To be done.
Leave out the pictures and copy every record exactly.

── Material to process

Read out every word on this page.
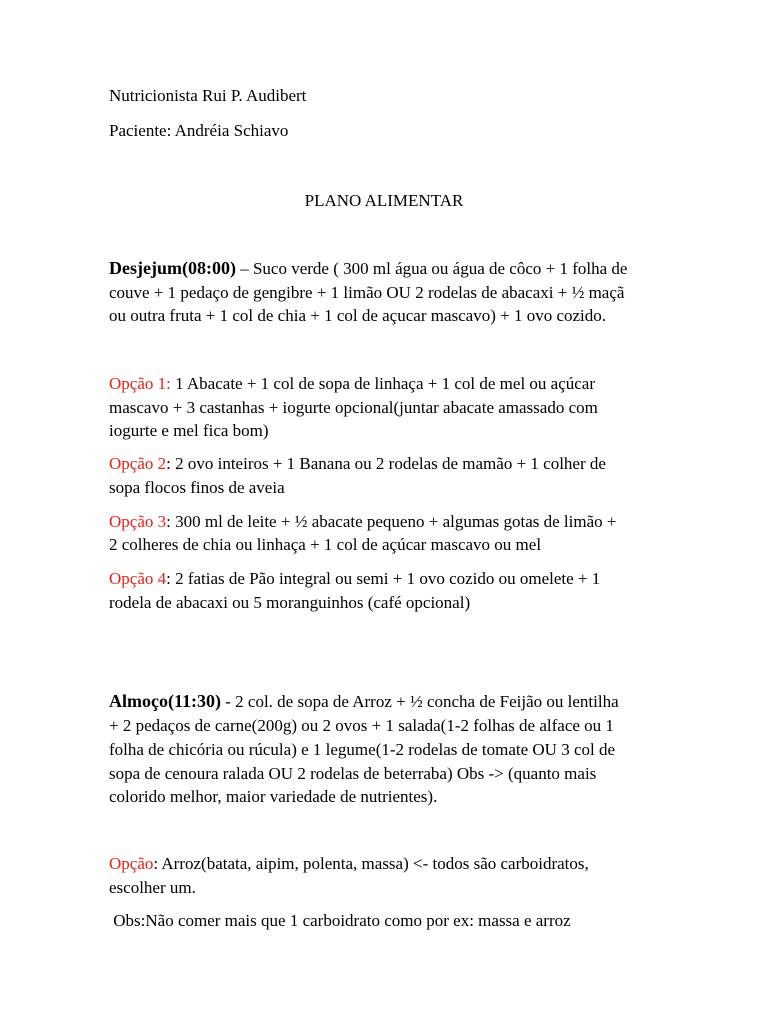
Nutricionista Rui P. Audibert
Paciente: Andréia Schiavo
PLANO ALIMENTAR
Desjejum(08:00) – Suco verde ( 300 ml água ou água de côco + 1 folha de
couve + 1 pedaço de gengibre + 1 limão OU 2 rodelas de abacaxi + ½ maçã
ou outra fruta + 1 col de chia + 1 col de açucar mascavo) + 1 ovo cozido.
Opção 1: 1 Abacate + 1 col de sopa de linhaça + 1 col de mel ou açúcar
mascavo + 3 castanhas + iogurte opcional(juntar abacate amassado com
iogurte e mel fica bom)
Opção 2: 2 ovo inteiros + 1 Banana ou 2 rodelas de mamão + 1 colher de
sopa flocos finos de aveia
Opção 3: 300 ml de leite + ½ abacate pequeno + algumas gotas de limão +
2 colheres de chia ou linhaça + 1 col de açúcar mascavo ou mel
Opção 4: 2 fatias de Pão integral ou semi + 1 ovo cozido ou omelete + 1
rodela de abacaxi ou 5 moranguinhos (café opcional)
Almoço(11:30) - 2 col. de sopa de Arroz + ½ concha de Feijão ou lentilha
+ 2 pedaços de carne(200g) ou 2 ovos + 1 salada(1-2 folhas de alface ou 1
folha de chicória ou rúcula) e 1 legume(1-2 rodelas de tomate OU 3 col de
sopa de cenoura ralada OU 2 rodelas de beterraba) Obs -> (quanto mais
colorido melhor, maior variedade de nutrientes).
Opção: Arroz(batata, aipim, polenta, massa) <- todos são carboidratos,
escolher um.
Obs:Não comer mais que 1 carboidrato como por ex: massa e arroz
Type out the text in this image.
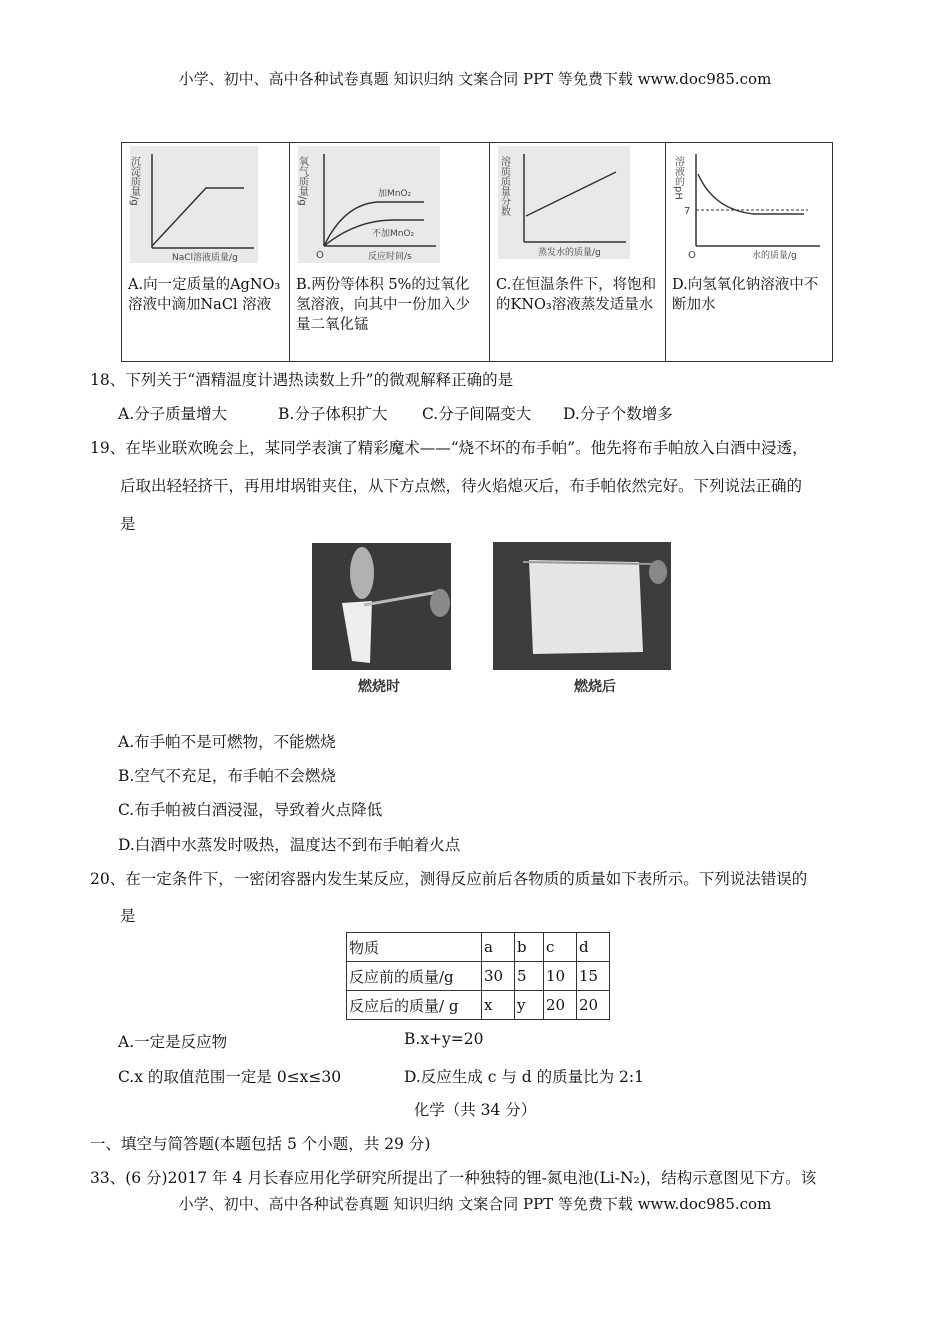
小学、初中、高中各种试卷真题 知识归纳 文案合同 PPT 等免费下载 www.doc985.com
沉淀质量/g
NaCl溶液质量/g
A.向一定质量的AgNO₃溶液中滴加NaCl 溶液

氧气质量/g
O
加MnO₂
不加MnO₂
反应时间/s
B.两份等体积 5%的过氧化氢溶液，向其中一份加入少量二氧化锰

溶质质量分数
蒸发水的质量/g
C.在恒温条件下，将饱和的KNO₃溶液蒸发适量水

溶液的pH
7
O	水的质量/g
D.向氢氧化钠溶液中不断加水
18、下列关于“酒精温度计遇热读数上升”的微观解释正确的是
A.分子质量增大	B.分子体积扩大 C.分子间隔变大 D.分子个数增多
19、在毕业联欢晚会上，某同学表演了精彩魔术——“烧不坏的布手帕”。他先将布手帕放入白酒中浸透，
后取出轻轻挤干，再用坩埚钳夹住，从下方点燃，待火焰熄灭后，布手帕依然完好。下列说法正确的
是
燃烧时	燃烧后
A.布手帕不是可燃物，不能燃烧
B.空气不充足，布手帕不会燃烧
C.布手帕被白酒浸湿，导致着火点降低
D.白酒中水蒸发时吸热，温度达不到布手帕着火点
20、在一定条件下，一密闭容器内发生某反应，测得反应前后各物质的质量如下表所示。下列说法错误的
是
物质	a	b	c	d
反应前的质量/g	30	5	10	15
反应后的质量/ g	x	y	20	20
A.一定是反应物	B.x+y=20
C.x 的取值范围一定是 0≤x≤30	D.反应生成 c 与 d 的质量比为 2:1
化学（共 34 分）
一、填空与简答题(本题包括 5 个小题，共 29 分)
33、(6 分)2017 年 4 月长春应用化学研究所提出了一种独特的锂-氮电池(Li-N₂)，结构示意图见下方。该
小学、初中、高中各种试卷真题 知识归纳 文案合同 PPT 等免费下载 www.doc985.com
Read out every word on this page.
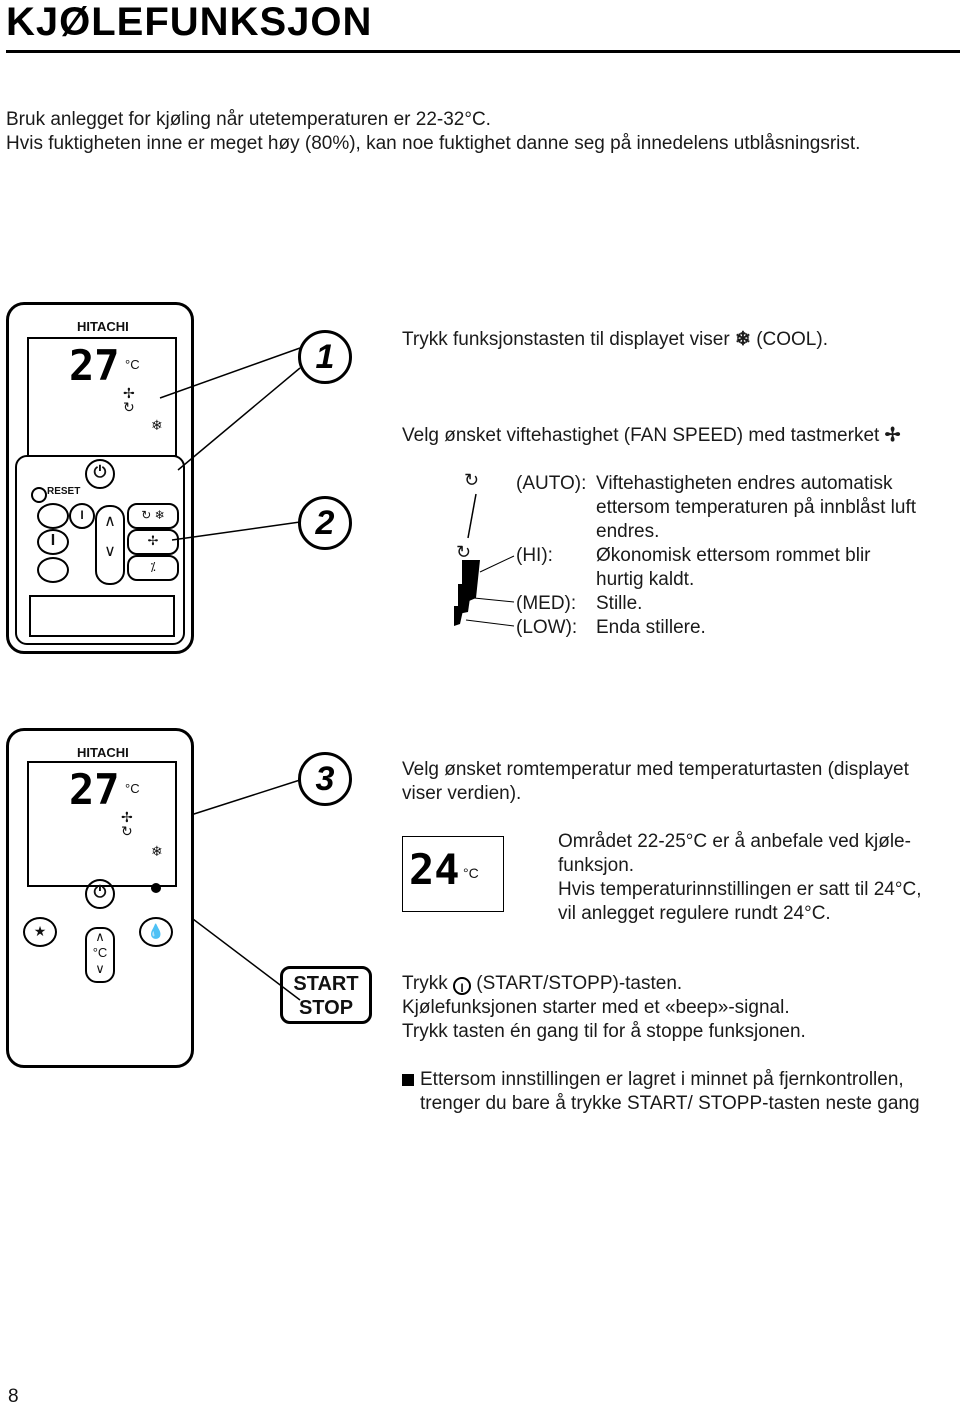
KJØLEFUNKSJON
Bruk anlegget for kjøling når utetemperaturen er 22-32°C.
Hvis fuktigheten inne er meget høy (80%), kan noe fuktighet danne seg på innedelens utblåsningsrist.
HITACHI
27 °C
✢
↻
❄
⏻
RESET
I
I
∧
∨
↻ ❄
✢
⁒
1	Trykk funksjonstasten til displayet viser ❄ (COOL).
2
Velg ønsket viftehastighet (FAN SPEED) med tastmerket ✢
↻
↻
(AUTO): Viftehastigheten endres automatisk
ettersom temperaturen på innblåst luft
endres.
(HI): Økonomisk ettersom rommet blir
hurtig kaldt.
(MED): Stille.
(LOW): Enda stillere.
HITACHI
27 °C
✢
↻
❄
⏻
★	∧
°C
∨
💧
3	Velg ønsket romtemperatur med temperaturtasten (displayet
viser verdien).
24 °C
Området 22-25°C er å anbefale ved kjøle-
funksjon.
Hvis temperaturinnstillingen er satt til 24°C,
vil anlegget regulere rundt 24°C.
START
STOP
Trykk I (START/STOPP)-tasten.
Kjølefunksjonen starter med et «beep»-signal.
Trykk tasten én gang til for å stoppe funksjonen.
Ettersom innstillingen er lagret i minnet på fjernkontrollen,
trenger du bare å trykke START/ STOPP-tasten neste gang
8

────

Expected answer.
Read out every word on this page.
Nutricionista Rui P. Audibert
Paciente: Andréia Schiavo
PLANO ALIMENTAR
Desjejum(08:00) – Suco verde ( 300 ml água ou água de côco + 1 folha de
couve + 1 pedaço de gengibre + 1 limão OU 2 rodelas de abacaxi + ½ maçã
ou outra fruta + 1 col de chia + 1 col de açucar mascavo) + 1 ovo cozido.
Opção 1: 1 Abacate + 1 col de sopa de linhaça + 1 col de mel ou açúcar
mascavo + 3 castanhas + iogurte opcional(juntar abacate amassado com
iogurte e mel fica bom)
Opção 2: 2 ovo inteiros + 1 Banana ou 2 rodelas de mamão + 1 colher de
sopa flocos finos de aveia
Opção 3: 300 ml de leite + ½ abacate pequeno + algumas gotas de limão +
2 colheres de chia ou linhaça + 1 col de açúcar mascavo ou mel
Opção 4: 2 fatias de Pão integral ou semi + 1 ovo cozido ou omelete + 1
rodela de abacaxi ou 5 moranguinhos (café opcional)
Almoço(11:30) - 2 col. de sopa de Arroz + ½ concha de Feijão ou lentilha
+ 2 pedaços de carne(200g) ou 2 ovos + 1 salada(1-2 folhas de alface ou 1
folha de chicória ou rúcula) e 1 legume(1-2 rodelas de tomate OU 3 col de
sopa de cenoura ralada OU 2 rodelas de beterraba) Obs -> (quanto mais
colorido melhor, maior variedade de nutrientes).
Opção: Arroz(batata, aipim, polenta, massa) <- todos são carboidratos,
escolher um.
Obs:Não comer mais que 1 carboidrato como por ex: massa e arroz
Type out the text in this image.
小学、初中、高中各种试卷真题 知识归纳 文案合同 PPT 等免费下载 www.doc985.com
沉淀质量/g
NaCl溶液质量/g
A.向一定质量的AgNO₃溶液中滴加NaCl 溶液

氧气质量/g
O
加MnO₂
不加MnO₂
反应时间/s
B.两份等体积 5%的过氧化氢溶液，向其中一份加入少量二氧化锰

溶质质量分数
蒸发水的质量/g
C.在恒温条件下，将饱和的KNO₃溶液蒸发适量水

溶液的pH
7
O	水的质量/g
D.向氢氧化钠溶液中不断加水
18、下列关于“酒精温度计遇热读数上升”的微观解释正确的是
A.分子质量增大	B.分子体积扩大 C.分子间隔变大 D.分子个数增多
19、在毕业联欢晚会上，某同学表演了精彩魔术——“烧不坏的布手帕”。他先将布手帕放入白酒中浸透，
后取出轻轻挤干，再用坩埚钳夹住，从下方点燃，待火焰熄灭后，布手帕依然完好。下列说法正确的
是
燃烧时	燃烧后
A.布手帕不是可燃物，不能燃烧
B.空气不充足，布手帕不会燃烧
C.布手帕被白酒浸湿，导致着火点降低
D.白酒中水蒸发时吸热，温度达不到布手帕着火点
20、在一定条件下，一密闭容器内发生某反应，测得反应前后各物质的质量如下表所示。下列说法错误的
是
物质	a	b	c	d
反应前的质量/g	30	5	10	15
反应后的质量/ g	x	y	20	20
A.一定是反应物	B.x+y=20
C.x 的取值范围一定是 0≤x≤30	D.反应生成 c 与 d 的质量比为 2:1
化学（共 34 分）
一、填空与简答题(本题包括 5 个小题，共 29 分)
33、(6 分)2017 年 4 月长春应用化学研究所提出了一种独特的锂-氮电池(Li-N₂)，结构示意图见下方。该
小学、初中、高中各种试卷真题 知识归纳 文案合同 PPT 等免费下载 www.doc985.com
Read out every word on this page.
KJØLEFUNKSJON
Bruk anlegget for kjøling når utetemperaturen er 22-32°C.
Hvis fuktigheten inne er meget høy (80%), kan noe fuktighet danne seg på innedelens utblåsningsrist.
HITACHI
27 °C
✢
↻
❄
⏻
RESET
I
I
∧
∨
↻ ❄
✢
⁒
1	Trykk funksjonstasten til displayet viser ❄ (COOL).
2
Velg ønsket viftehastighet (FAN SPEED) med tastmerket ✢
↻
↻
(AUTO): Viftehastigheten endres automatisk
ettersom temperaturen på innblåst luft
endres.
(HI): Økonomisk ettersom rommet blir
hurtig kaldt.
(MED): Stille.
(LOW): Enda stillere.
HITACHI
27 °C
✢
↻
❄
⏻
★	∧
°C
∨
💧
3	Velg ønsket romtemperatur med temperaturtasten (displayet
viser verdien).
24 °C
Området 22-25°C er å anbefale ved kjøle-
funksjon.
Hvis temperaturinnstillingen er satt til 24°C,
vil anlegget regulere rundt 24°C.
START
STOP
Trykk I (START/STOPP)-tasten.
Kjølefunksjonen starter med et «beep»-signal.
Trykk tasten én gang til for å stoppe funksjonen.
Ettersom innstillingen er lagret i minnet på fjernkontrollen,
trenger du bare å trykke START/ STOPP-tasten neste gang
8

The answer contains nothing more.